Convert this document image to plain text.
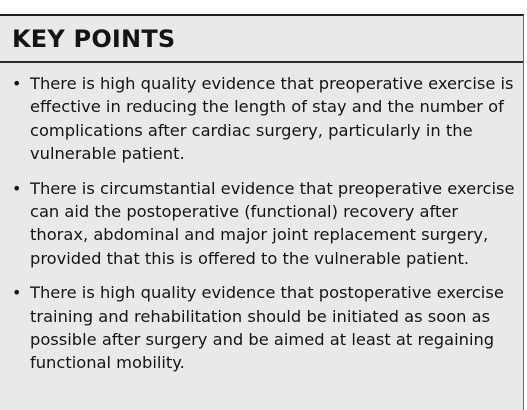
KEY POINTS
• There is high quality evidence that preoperative exercise is effective in reducing the length of stay and the number of complications after cardiac surgery, particularly in the vulnerable patient.
• There is circumstantial evidence that preoperative exercise can aid the postoperative (functional) recovery after thorax, abdominal and major joint replacement surgery, provided that this is offered to the vulnerable patient.
• There is high quality evidence that postoperative exercise training and rehabilitation should be initiated as soon as possible after surgery and be aimed at least at regaining functional mobility.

★ ★ ★ ★ ★

Can you retype every record above exactly, leaving out the pictures?

**Task solution:**
Convert this document image to plain text.
KEY POINTS
• There is high quality evidence that preoperative exercise is effective in reducing the length of stay and the number of complications after cardiac surgery, particularly in the vulnerable patient.
• There is circumstantial evidence that preoperative exercise can aid the postoperative (functional) recovery after thorax, abdominal and major joint replacement surgery, provided that this is offered to the vulnerable patient.
• There is high quality evidence that postoperative exercise training and rehabilitation should be initiated as soon as possible after surgery and be aimed at least at regaining functional mobility.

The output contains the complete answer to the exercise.